→ **TASK DESCRIPTION**: What follows is a set of records; repeat all of them exactly.

→ **RECORDS**:
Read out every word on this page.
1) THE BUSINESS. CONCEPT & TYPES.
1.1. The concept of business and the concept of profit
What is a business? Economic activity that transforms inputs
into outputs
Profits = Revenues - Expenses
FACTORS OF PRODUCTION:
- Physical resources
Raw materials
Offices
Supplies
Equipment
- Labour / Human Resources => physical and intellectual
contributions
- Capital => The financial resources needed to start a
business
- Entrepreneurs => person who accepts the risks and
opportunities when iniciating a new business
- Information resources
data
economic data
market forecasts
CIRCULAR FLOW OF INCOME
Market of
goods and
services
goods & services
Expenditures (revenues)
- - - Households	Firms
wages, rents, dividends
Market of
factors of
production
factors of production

→ **COMPLETE OUTPUT**:
Read out every word on this page.
1) THE BUSINESS. CONCEPT & TYPES.
1.1. The concept of business and the concept of profit
What is a business? Economic activity that transforms inputs
into outputs
Profits = Revenues - Expenses
FACTORS OF PRODUCTION:
- Physical resources
Raw materials
Offices
Supplies
Equipment
- Labour / Human Resources => physical and intellectual
contributions
- Capital => The financial resources needed to start a
business
- Entrepreneurs => person who accepts the risks and
opportunities when iniciating a new business
- Information resources
data
economic data
market forecasts
CIRCULAR FLOW OF INCOME
Market of
goods and
services
goods & services
Expenditures (revenues)
- - - Households	Firms
wages, rents, dividends
Market of
factors of
production
factors of production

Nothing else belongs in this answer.